"""

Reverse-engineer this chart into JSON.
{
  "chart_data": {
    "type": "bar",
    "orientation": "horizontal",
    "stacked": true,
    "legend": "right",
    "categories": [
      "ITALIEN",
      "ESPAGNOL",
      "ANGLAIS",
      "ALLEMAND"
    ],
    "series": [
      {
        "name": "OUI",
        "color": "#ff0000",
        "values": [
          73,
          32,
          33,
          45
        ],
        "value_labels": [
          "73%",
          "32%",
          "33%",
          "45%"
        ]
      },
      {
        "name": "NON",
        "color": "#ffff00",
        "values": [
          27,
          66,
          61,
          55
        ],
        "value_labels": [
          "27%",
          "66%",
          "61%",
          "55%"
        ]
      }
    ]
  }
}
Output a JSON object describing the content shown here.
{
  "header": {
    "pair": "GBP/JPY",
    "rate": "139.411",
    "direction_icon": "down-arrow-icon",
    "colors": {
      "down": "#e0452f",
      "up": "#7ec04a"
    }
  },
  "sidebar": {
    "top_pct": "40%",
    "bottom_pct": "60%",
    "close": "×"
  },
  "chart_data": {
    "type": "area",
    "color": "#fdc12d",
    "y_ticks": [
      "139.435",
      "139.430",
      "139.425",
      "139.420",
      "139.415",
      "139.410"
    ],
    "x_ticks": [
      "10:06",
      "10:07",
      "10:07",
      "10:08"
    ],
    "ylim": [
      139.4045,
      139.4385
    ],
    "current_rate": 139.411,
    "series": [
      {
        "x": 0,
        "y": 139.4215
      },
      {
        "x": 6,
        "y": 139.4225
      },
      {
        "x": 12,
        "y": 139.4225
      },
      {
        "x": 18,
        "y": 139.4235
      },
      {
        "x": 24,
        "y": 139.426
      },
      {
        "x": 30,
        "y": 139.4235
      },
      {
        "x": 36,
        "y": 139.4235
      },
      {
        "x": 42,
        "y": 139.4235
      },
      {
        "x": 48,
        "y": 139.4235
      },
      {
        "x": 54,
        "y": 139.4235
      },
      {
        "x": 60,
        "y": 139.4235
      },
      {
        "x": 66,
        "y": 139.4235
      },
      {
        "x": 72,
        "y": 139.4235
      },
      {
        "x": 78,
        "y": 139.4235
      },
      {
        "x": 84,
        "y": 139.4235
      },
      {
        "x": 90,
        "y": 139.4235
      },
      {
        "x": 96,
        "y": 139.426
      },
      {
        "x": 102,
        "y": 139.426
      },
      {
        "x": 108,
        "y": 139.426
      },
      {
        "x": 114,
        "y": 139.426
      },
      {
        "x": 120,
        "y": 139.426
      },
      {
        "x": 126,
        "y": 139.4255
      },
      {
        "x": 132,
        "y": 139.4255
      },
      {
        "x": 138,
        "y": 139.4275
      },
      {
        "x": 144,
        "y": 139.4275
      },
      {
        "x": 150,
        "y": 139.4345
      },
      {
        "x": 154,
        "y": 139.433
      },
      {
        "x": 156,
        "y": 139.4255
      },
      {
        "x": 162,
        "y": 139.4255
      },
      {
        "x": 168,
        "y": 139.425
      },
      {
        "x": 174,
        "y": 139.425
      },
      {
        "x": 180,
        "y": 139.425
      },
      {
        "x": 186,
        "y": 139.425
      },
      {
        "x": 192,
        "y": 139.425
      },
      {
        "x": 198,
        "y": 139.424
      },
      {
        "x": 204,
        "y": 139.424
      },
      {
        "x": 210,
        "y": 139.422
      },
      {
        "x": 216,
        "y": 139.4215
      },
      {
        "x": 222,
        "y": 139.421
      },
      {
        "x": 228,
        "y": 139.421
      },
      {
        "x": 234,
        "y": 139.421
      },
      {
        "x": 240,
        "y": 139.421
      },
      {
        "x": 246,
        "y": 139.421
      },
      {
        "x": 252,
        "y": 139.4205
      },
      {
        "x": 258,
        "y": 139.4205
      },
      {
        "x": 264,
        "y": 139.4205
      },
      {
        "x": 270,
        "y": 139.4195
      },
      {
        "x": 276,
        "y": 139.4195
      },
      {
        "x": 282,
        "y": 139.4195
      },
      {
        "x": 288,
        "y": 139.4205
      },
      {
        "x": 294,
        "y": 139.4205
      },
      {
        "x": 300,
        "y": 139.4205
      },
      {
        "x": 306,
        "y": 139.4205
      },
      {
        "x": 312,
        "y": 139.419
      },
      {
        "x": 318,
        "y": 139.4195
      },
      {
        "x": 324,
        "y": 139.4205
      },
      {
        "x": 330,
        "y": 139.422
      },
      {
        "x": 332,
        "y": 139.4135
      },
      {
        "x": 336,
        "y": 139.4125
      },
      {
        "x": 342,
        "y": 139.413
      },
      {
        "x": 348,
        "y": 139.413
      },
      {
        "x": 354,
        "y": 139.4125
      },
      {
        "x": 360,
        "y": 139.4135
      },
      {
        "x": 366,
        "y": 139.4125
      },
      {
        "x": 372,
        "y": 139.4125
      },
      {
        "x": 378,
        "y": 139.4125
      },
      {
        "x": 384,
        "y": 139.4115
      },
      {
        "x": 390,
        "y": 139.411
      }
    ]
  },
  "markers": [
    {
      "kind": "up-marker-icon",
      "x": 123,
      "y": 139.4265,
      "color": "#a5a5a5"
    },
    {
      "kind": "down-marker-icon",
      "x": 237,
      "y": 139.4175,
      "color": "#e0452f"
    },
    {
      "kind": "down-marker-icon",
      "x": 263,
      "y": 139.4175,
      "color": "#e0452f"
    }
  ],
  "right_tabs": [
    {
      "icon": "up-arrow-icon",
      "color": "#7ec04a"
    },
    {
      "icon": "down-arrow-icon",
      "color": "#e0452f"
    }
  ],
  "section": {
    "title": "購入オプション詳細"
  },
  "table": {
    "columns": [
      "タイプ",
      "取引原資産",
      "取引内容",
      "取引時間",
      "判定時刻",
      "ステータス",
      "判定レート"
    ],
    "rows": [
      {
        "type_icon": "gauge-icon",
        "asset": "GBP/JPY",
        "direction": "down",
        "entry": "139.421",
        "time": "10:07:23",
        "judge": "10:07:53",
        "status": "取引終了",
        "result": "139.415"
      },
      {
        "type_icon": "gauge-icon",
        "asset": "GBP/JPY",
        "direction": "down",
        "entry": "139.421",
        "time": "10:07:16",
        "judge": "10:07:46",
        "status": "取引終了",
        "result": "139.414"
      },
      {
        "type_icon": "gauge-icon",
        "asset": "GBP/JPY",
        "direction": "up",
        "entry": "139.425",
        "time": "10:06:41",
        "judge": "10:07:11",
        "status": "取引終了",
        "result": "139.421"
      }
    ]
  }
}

"""

• [Exercise aim] Print the whole listing exactly as it is.

• [Completed exercise]
Reverse-engineer this chart into JSON.
{
  "chart_data": {
    "type": "bar",
    "orientation": "horizontal",
    "stacked": true,
    "legend": "right",
    "categories": [
      "ITALIEN",
      "ESPAGNOL",
      "ANGLAIS",
      "ALLEMAND"
    ],
    "series": [
      {
        "name": "OUI",
        "color": "#ff0000",
        "values": [
          73,
          32,
          33,
          45
        ],
        "value_labels": [
          "73%",
          "32%",
          "33%",
          "45%"
        ]
      },
      {
        "name": "NON",
        "color": "#ffff00",
        "values": [
          27,
          66,
          61,
          55
        ],
        "value_labels": [
          "27%",
          "66%",
          "61%",
          "55%"
        ]
      }
    ]
  }
}
Output a JSON object describing the content shown here.
{
  "header": {
    "pair": "GBP/JPY",
    "rate": "139.411",
    "direction_icon": "down-arrow-icon",
    "colors": {
      "down": "#e0452f",
      "up": "#7ec04a"
    }
  },
  "sidebar": {
    "top_pct": "40%",
    "bottom_pct": "60%",
    "close": "×"
  },
  "chart_data": {
    "type": "area",
    "color": "#fdc12d",
    "y_ticks": [
      "139.435",
      "139.430",
      "139.425",
      "139.420",
      "139.415",
      "139.410"
    ],
    "x_ticks": [
      "10:06",
      "10:07",
      "10:07",
      "10:08"
    ],
    "ylim": [
      139.4045,
      139.4385
    ],
    "current_rate": 139.411,
    "series": [
      {
        "x": 0,
        "y": 139.4215
      },
      {
        "x": 6,
        "y": 139.4225
      },
      {
        "x": 12,
        "y": 139.4225
      },
      {
        "x": 18,
        "y": 139.4235
      },
      {
        "x": 24,
        "y": 139.426
      },
      {
        "x": 30,
        "y": 139.4235
      },
      {
        "x": 36,
        "y": 139.4235
      },
      {
        "x": 42,
        "y": 139.4235
      },
      {
        "x": 48,
        "y": 139.4235
      },
      {
        "x": 54,
        "y": 139.4235
      },
      {
        "x": 60,
        "y": 139.4235
      },
      {
        "x": 66,
        "y": 139.4235
      },
      {
        "x": 72,
        "y": 139.4235
      },
      {
        "x": 78,
        "y": 139.4235
      },
      {
        "x": 84,
        "y": 139.4235
      },
      {
        "x": 90,
        "y": 139.4235
      },
      {
        "x": 96,
        "y": 139.426
      },
      {
        "x": 102,
        "y": 139.426
      },
      {
        "x": 108,
        "y": 139.426
      },
      {
        "x": 114,
        "y": 139.426
      },
      {
        "x": 120,
        "y": 139.426
      },
      {
        "x": 126,
        "y": 139.4255
      },
      {
        "x": 132,
        "y": 139.4255
      },
      {
        "x": 138,
        "y": 139.4275
      },
      {
        "x": 144,
        "y": 139.4275
      },
      {
        "x": 150,
        "y": 139.4345
      },
      {
        "x": 154,
        "y": 139.433
      },
      {
        "x": 156,
        "y": 139.4255
      },
      {
        "x": 162,
        "y": 139.4255
      },
      {
        "x": 168,
        "y": 139.425
      },
      {
        "x": 174,
        "y": 139.425
      },
      {
        "x": 180,
        "y": 139.425
      },
      {
        "x": 186,
        "y": 139.425
      },
      {
        "x": 192,
        "y": 139.425
      },
      {
        "x": 198,
        "y": 139.424
      },
      {
        "x": 204,
        "y": 139.424
      },
      {
        "x": 210,
        "y": 139.422
      },
      {
        "x": 216,
        "y": 139.4215
      },
      {
        "x": 222,
        "y": 139.421
      },
      {
        "x": 228,
        "y": 139.421
      },
      {
        "x": 234,
        "y": 139.421
      },
      {
        "x": 240,
        "y": 139.421
      },
      {
        "x": 246,
        "y": 139.421
      },
      {
        "x": 252,
        "y": 139.4205
      },
      {
        "x": 258,
        "y": 139.4205
      },
      {
        "x": 264,
        "y": 139.4205
      },
      {
        "x": 270,
        "y": 139.4195
      },
      {
        "x": 276,
        "y": 139.4195
      },
      {
        "x": 282,
        "y": 139.4195
      },
      {
        "x": 288,
        "y": 139.4205
      },
      {
        "x": 294,
        "y": 139.4205
      },
      {
        "x": 300,
        "y": 139.4205
      },
      {
        "x": 306,
        "y": 139.4205
      },
      {
        "x": 312,
        "y": 139.419
      },
      {
        "x": 318,
        "y": 139.4195
      },
      {
        "x": 324,
        "y": 139.4205
      },
      {
        "x": 330,
        "y": 139.422
      },
      {
        "x": 332,
        "y": 139.4135
      },
      {
        "x": 336,
        "y": 139.4125
      },
      {
        "x": 342,
        "y": 139.413
      },
      {
        "x": 348,
        "y": 139.413
      },
      {
        "x": 354,
        "y": 139.4125
      },
      {
        "x": 360,
        "y": 139.4135
      },
      {
        "x": 366,
        "y": 139.4125
      },
      {
        "x": 372,
        "y": 139.4125
      },
      {
        "x": 378,
        "y": 139.4125
      },
      {
        "x": 384,
        "y": 139.4115
      },
      {
        "x": 390,
        "y": 139.411
      }
    ]
  },
  "markers": [
    {
      "kind": "up-marker-icon",
      "x": 123,
      "y": 139.4265,
      "color": "#a5a5a5"
    },
    {
      "kind": "down-marker-icon",
      "x": 237,
      "y": 139.4175,
      "color": "#e0452f"
    },
    {
      "kind": "down-marker-icon",
      "x": 263,
      "y": 139.4175,
      "color": "#e0452f"
    }
  ],
  "right_tabs": [
    {
      "icon": "up-arrow-icon",
      "color": "#7ec04a"
    },
    {
      "icon": "down-arrow-icon",
      "color": "#e0452f"
    }
  ],
  "section": {
    "title": "購入オプション詳細"
  },
  "table": {
    "columns": [
      "タイプ",
      "取引原資産",
      "取引内容",
      "取引時間",
      "判定時刻",
      "ステータス",
      "判定レート"
    ],
    "rows": [
      {
        "type_icon": "gauge-icon",
        "asset": "GBP/JPY",
        "direction": "down",
        "entry": "139.421",
        "time": "10:07:23",
        "judge": "10:07:53",
        "status": "取引終了",
        "result": "139.415"
      },
      {
        "type_icon": "gauge-icon",
        "asset": "GBP/JPY",
        "direction": "down",
        "entry": "139.421",
        "time": "10:07:16",
        "judge": "10:07:46",
        "status": "取引終了",
        "result": "139.414"
      },
      {
        "type_icon": "gauge-icon",
        "asset": "GBP/JPY",
        "direction": "up",
        "entry": "139.425",
        "time": "10:06:41",
        "judge": "10:07:11",
        "status": "取引終了",
        "result": "139.421"
      }
    ]
  }
}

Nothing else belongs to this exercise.